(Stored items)
- - - - -

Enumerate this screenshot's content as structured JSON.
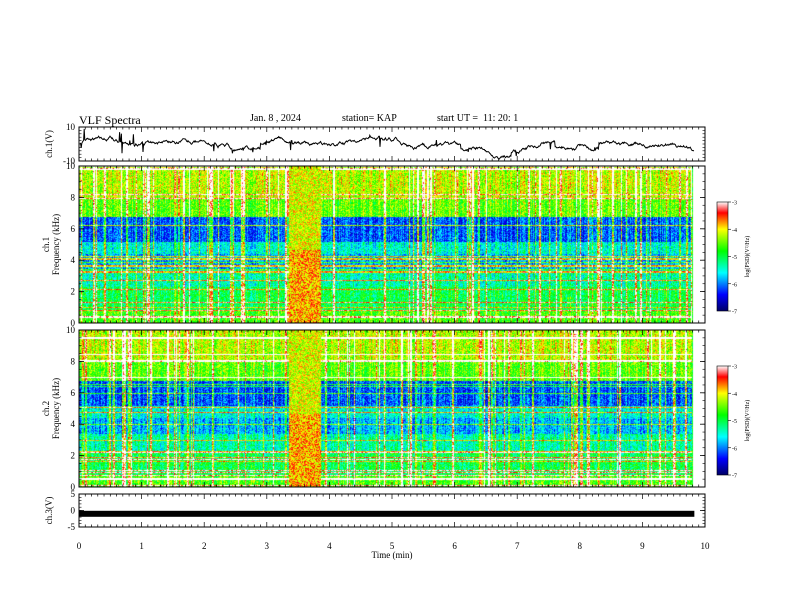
{
  "header": {
    "title": "VLF Spectra",
    "date": "Jan. 8 , 2024",
    "station": "station= KAP",
    "start_ut": "start UT =  11: 20: 1"
  },
  "chart_data": [
    {
      "type": "line",
      "name": "ch1-waveform",
      "ylabel": "ch.1(V)",
      "ylim": [
        -10,
        10
      ],
      "yticks": [
        "10",
        "-10"
      ],
      "xlim": [
        0,
        10
      ]
    },
    {
      "type": "heatmap",
      "name": "ch1-spectrogram",
      "ylabel_lines": [
        "ch.1",
        "Frequency (kHz)"
      ],
      "ylim": [
        0,
        10
      ],
      "yticks": [
        "0",
        "2",
        "4",
        "6",
        "8",
        "10"
      ],
      "xlim": [
        0,
        10
      ],
      "colorbar": {
        "label": "log(PSD)(V²/Hz)",
        "range": [
          -7,
          -3
        ],
        "ticks": [
          "-3",
          "-4",
          "-5",
          "-6",
          "-7"
        ]
      },
      "broadband_interval_min": [
        3.35,
        3.85
      ]
    },
    {
      "type": "heatmap",
      "name": "ch2-spectrogram",
      "ylabel_lines": [
        "ch.2",
        "Frequency (kHz)"
      ],
      "ylim": [
        0,
        10
      ],
      "yticks": [
        "0",
        "2",
        "4",
        "6",
        "8",
        "10"
      ],
      "xlim": [
        0,
        10
      ],
      "colorbar": {
        "label": "log(PSD)(V²/Hz)",
        "range": [
          -7,
          -3
        ],
        "ticks": [
          "-3",
          "-4",
          "-5",
          "-6",
          "-7"
        ]
      },
      "broadband_interval_min": [
        3.35,
        3.85
      ]
    },
    {
      "type": "line",
      "name": "ch3-waveform",
      "ylabel": "ch.3(V)",
      "ylim": [
        -5,
        5
      ],
      "yticks": [
        "5",
        "0",
        "-5"
      ],
      "xlim": [
        0,
        10
      ],
      "xticks": [
        "0",
        "1",
        "2",
        "3",
        "4",
        "5",
        "6",
        "7",
        "8",
        "9",
        "10"
      ],
      "xlabel": "Time (min)",
      "constant_value": -1,
      "data_end_min": 9.83
    }
  ]
}
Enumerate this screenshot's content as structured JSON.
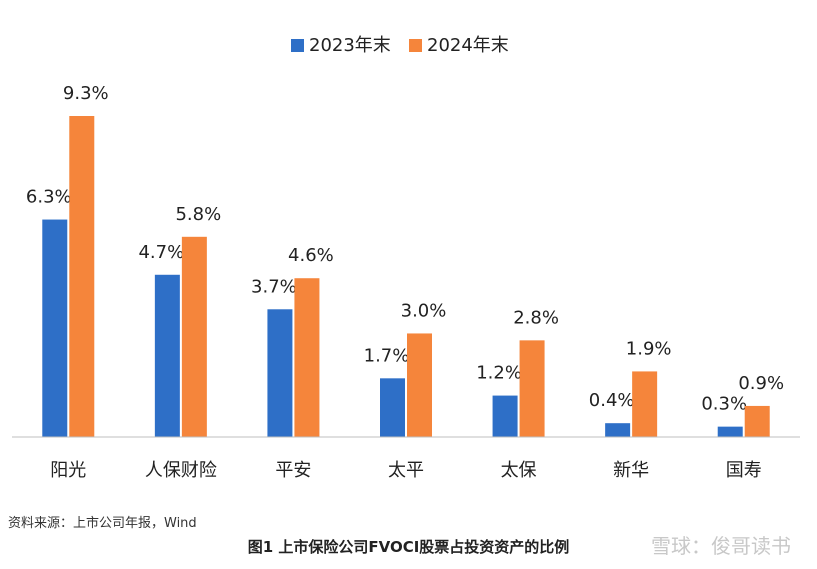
{
  "chart_data": {
    "type": "bar",
    "categories": [
      "阳光",
      "人保财险",
      "平安",
      "太平",
      "太保",
      "新华",
      "国寿"
    ],
    "series": [
      {
        "name": "2023年末",
        "color": "#2e6fc7",
        "values": [
          6.3,
          4.7,
          3.7,
          1.7,
          1.2,
          0.4,
          0.3
        ],
        "labels": [
          "6.3%",
          "4.7%",
          "3.7%",
          "1.7%",
          "1.2%",
          "0.4%",
          "0.3%"
        ]
      },
      {
        "name": "2024年末",
        "color": "#f5853b",
        "values": [
          9.3,
          5.8,
          4.6,
          3.0,
          2.8,
          1.9,
          0.9
        ],
        "labels": [
          "9.3%",
          "5.8%",
          "4.6%",
          "3.0%",
          "2.8%",
          "1.9%",
          "0.9%"
        ]
      }
    ],
    "ylim": [
      0,
      9.3
    ],
    "grid": false,
    "legend": "top-center",
    "source": "资料来源：上市公司年报，Wind",
    "caption": "图1  上市保险公司FVOCI股票占投资资产的比例"
  },
  "watermark": "雪球：俊哥读书"
}
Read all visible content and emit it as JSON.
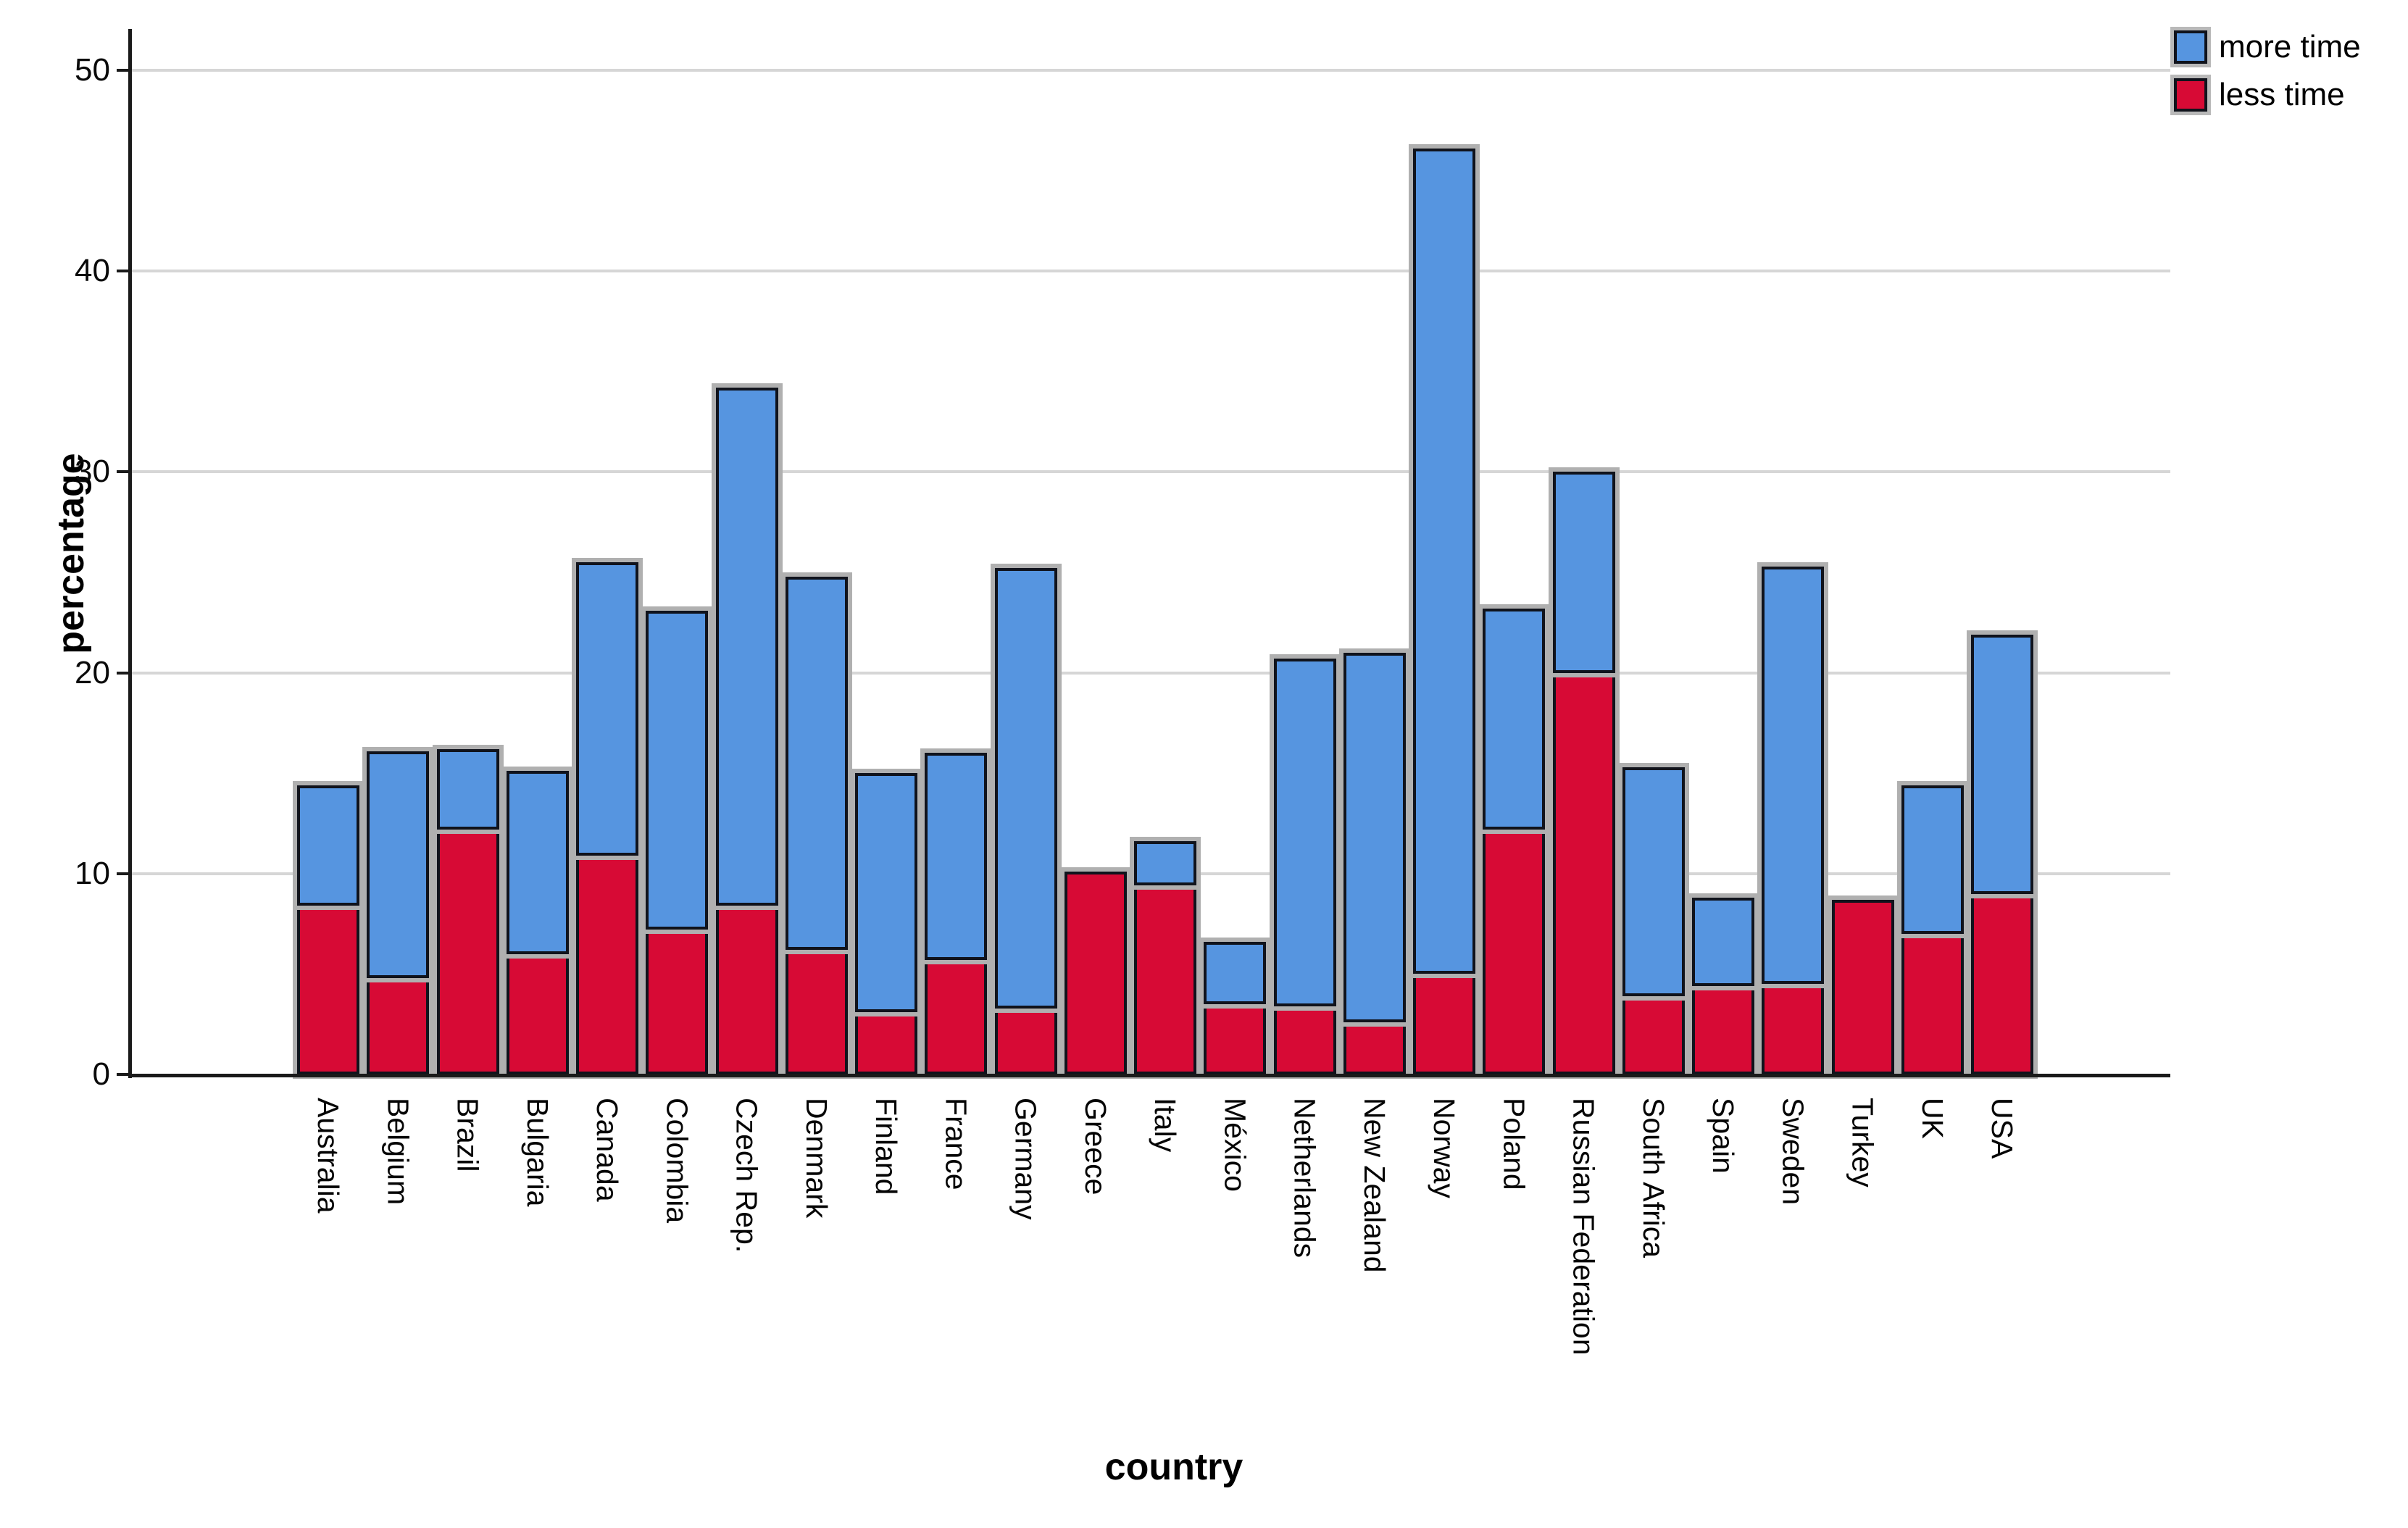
{
  "chart_data": {
    "type": "bar",
    "stacked": true,
    "xlabel": "country",
    "ylabel": "percentage",
    "ylim": [
      0,
      52
    ],
    "yticks": [
      0,
      10,
      20,
      30,
      40,
      50
    ],
    "grid": "horizontal",
    "legend_position": "top-right",
    "categories": [
      "Australia",
      "Belgium",
      "Brazil",
      "Bulgaria",
      "Canada",
      "Colombia",
      "Czech Rep.",
      "Denmark",
      "Finland",
      "France",
      "Germany",
      "Greece",
      "Italy",
      "México",
      "Netherlands",
      "New Zealand",
      "Norway",
      "Poland",
      "Russian Federation",
      "South Africa",
      "Spain",
      "Sweden",
      "Turkey",
      "UK",
      "USA"
    ],
    "stack_order_bottom_to_top": [
      "less time",
      "more time"
    ],
    "series": [
      {
        "name": "more time",
        "color": "#5695e0",
        "values": [
          6.0,
          11.3,
          4.0,
          9.1,
          14.6,
          15.9,
          25.8,
          18.6,
          11.9,
          10.3,
          21.9,
          0,
          2.2,
          3.1,
          17.3,
          18.4,
          41.1,
          11.0,
          10.0,
          11.4,
          4.4,
          20.8,
          0,
          7.4,
          12.9
        ]
      },
      {
        "name": "less time",
        "color": "#d70a35",
        "values": [
          8.4,
          4.8,
          12.2,
          6.0,
          10.9,
          7.2,
          8.4,
          6.2,
          3.1,
          5.7,
          3.3,
          10.1,
          9.4,
          3.5,
          3.4,
          2.6,
          5.0,
          12.2,
          20.0,
          3.9,
          4.4,
          4.5,
          8.7,
          7.0,
          9.0
        ]
      }
    ],
    "totals": [
      14.4,
      16.1,
      16.2,
      15.1,
      25.5,
      23.1,
      34.2,
      24.8,
      15.0,
      16.0,
      25.2,
      10.1,
      11.6,
      6.6,
      20.7,
      21.0,
      46.1,
      23.2,
      30.0,
      15.3,
      8.8,
      25.3,
      8.7,
      14.4,
      21.9
    ]
  },
  "colors": {
    "more_time": "#5695e0",
    "less_time": "#d70a35",
    "bar_border": "#10131c",
    "bar_halo": "#b0b0b0",
    "gridline": "#d6d6d6",
    "axis": "#1a1a1a"
  }
}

- - - - -

What this task involves
All of the lines above should be printed exactly, minus the pictures.

Answer
Enumerate this screenshot's content as structured JSON.
{
  "header": {
    "title": "VLF Spectra",
    "date": "Jan. 8 , 2024",
    "station": "station= KAP",
    "start_ut": "start UT =  11: 20: 1"
  },
  "chart_data": [
    {
      "type": "line",
      "name": "ch1-waveform",
      "ylabel": "ch.1(V)",
      "ylim": [
        -10,
        10
      ],
      "yticks": [
        "10",
        "-10"
      ],
      "xlim": [
        0,
        10
      ]
    },
    {
      "type": "heatmap",
      "name": "ch1-spectrogram",
      "ylabel_lines": [
        "ch.1",
        "Frequency (kHz)"
      ],
      "ylim": [
        0,
        10
      ],
      "yticks": [
        "0",
        "2",
        "4",
        "6",
        "8",
        "10"
      ],
      "xlim": [
        0,
        10
      ],
      "colorbar": {
        "label": "log(PSD)(V²/Hz)",
        "range": [
          -7,
          -3
        ],
        "ticks": [
          "-3",
          "-4",
          "-5",
          "-6",
          "-7"
        ]
      },
      "broadband_interval_min": [
        3.35,
        3.85
      ]
    },
    {
      "type": "heatmap",
      "name": "ch2-spectrogram",
      "ylabel_lines": [
        "ch.2",
        "Frequency (kHz)"
      ],
      "ylim": [
        0,
        10
      ],
      "yticks": [
        "0",
        "2",
        "4",
        "6",
        "8",
        "10"
      ],
      "xlim": [
        0,
        10
      ],
      "colorbar": {
        "label": "log(PSD)(V²/Hz)",
        "range": [
          -7,
          -3
        ],
        "ticks": [
          "-3",
          "-4",
          "-5",
          "-6",
          "-7"
        ]
      },
      "broadband_interval_min": [
        3.35,
        3.85
      ]
    },
    {
      "type": "line",
      "name": "ch3-waveform",
      "ylabel": "ch.3(V)",
      "ylim": [
        -5,
        5
      ],
      "yticks": [
        "5",
        "0",
        "-5"
      ],
      "xlim": [
        0,
        10
      ],
      "xticks": [
        "0",
        "1",
        "2",
        "3",
        "4",
        "5",
        "6",
        "7",
        "8",
        "9",
        "10"
      ],
      "xlabel": "Time (min)",
      "constant_value": -1,
      "data_end_min": 9.83
    }
  ]
}
Enumerate this screenshot's content as structured JSON.
{
  "chart_data": {
    "type": "bar",
    "categories": [
      "阳光",
      "人保财险",
      "平安",
      "太平",
      "太保",
      "新华",
      "国寿"
    ],
    "series": [
      {
        "name": "2023年末",
        "color": "#2e6fc7",
        "values": [
          6.3,
          4.7,
          3.7,
          1.7,
          1.2,
          0.4,
          0.3
        ],
        "labels": [
          "6.3%",
          "4.7%",
          "3.7%",
          "1.7%",
          "1.2%",
          "0.4%",
          "0.3%"
        ]
      },
      {
        "name": "2024年末",
        "color": "#f5853b",
        "values": [
          9.3,
          5.8,
          4.6,
          3.0,
          2.8,
          1.9,
          0.9
        ],
        "labels": [
          "9.3%",
          "5.8%",
          "4.6%",
          "3.0%",
          "2.8%",
          "1.9%",
          "0.9%"
        ]
      }
    ],
    "ylim": [
      0,
      9.3
    ],
    "grid": false,
    "legend": "top-center",
    "source": "资料来源：上市公司年报，Wind",
    "caption": "图1  上市保险公司FVOCI股票占投资资产的比例"
  },
  "watermark": "雪球：俊哥读书"
}
Read all visible content and emit it as JSON.
{
  "chart_data": {
    "type": "bar",
    "stacked": true,
    "xlabel": "country",
    "ylabel": "percentage",
    "ylim": [
      0,
      52
    ],
    "yticks": [
      0,
      10,
      20,
      30,
      40,
      50
    ],
    "grid": "horizontal",
    "legend_position": "top-right",
    "categories": [
      "Australia",
      "Belgium",
      "Brazil",
      "Bulgaria",
      "Canada",
      "Colombia",
      "Czech Rep.",
      "Denmark",
      "Finland",
      "France",
      "Germany",
      "Greece",
      "Italy",
      "México",
      "Netherlands",
      "New Zealand",
      "Norway",
      "Poland",
      "Russian Federation",
      "South Africa",
      "Spain",
      "Sweden",
      "Turkey",
      "UK",
      "USA"
    ],
    "stack_order_bottom_to_top": [
      "less time",
      "more time"
    ],
    "series": [
      {
        "name": "more time",
        "color": "#5695e0",
        "values": [
          6.0,
          11.3,
          4.0,
          9.1,
          14.6,
          15.9,
          25.8,
          18.6,
          11.9,
          10.3,
          21.9,
          0,
          2.2,
          3.1,
          17.3,
          18.4,
          41.1,
          11.0,
          10.0,
          11.4,
          4.4,
          20.8,
          0,
          7.4,
          12.9
        ]
      },
      {
        "name": "less time",
        "color": "#d70a35",
        "values": [
          8.4,
          4.8,
          12.2,
          6.0,
          10.9,
          7.2,
          8.4,
          6.2,
          3.1,
          5.7,
          3.3,
          10.1,
          9.4,
          3.5,
          3.4,
          2.6,
          5.0,
          12.2,
          20.0,
          3.9,
          4.4,
          4.5,
          8.7,
          7.0,
          9.0
        ]
      }
    ],
    "totals": [
      14.4,
      16.1,
      16.2,
      15.1,
      25.5,
      23.1,
      34.2,
      24.8,
      15.0,
      16.0,
      25.2,
      10.1,
      11.6,
      6.6,
      20.7,
      21.0,
      46.1,
      23.2,
      30.0,
      15.3,
      8.8,
      25.3,
      8.7,
      14.4,
      21.9
    ]
  },
  "colors": {
    "more_time": "#5695e0",
    "less_time": "#d70a35",
    "bar_border": "#10131c",
    "bar_halo": "#b0b0b0",
    "gridline": "#d6d6d6",
    "axis": "#1a1a1a"
  }
}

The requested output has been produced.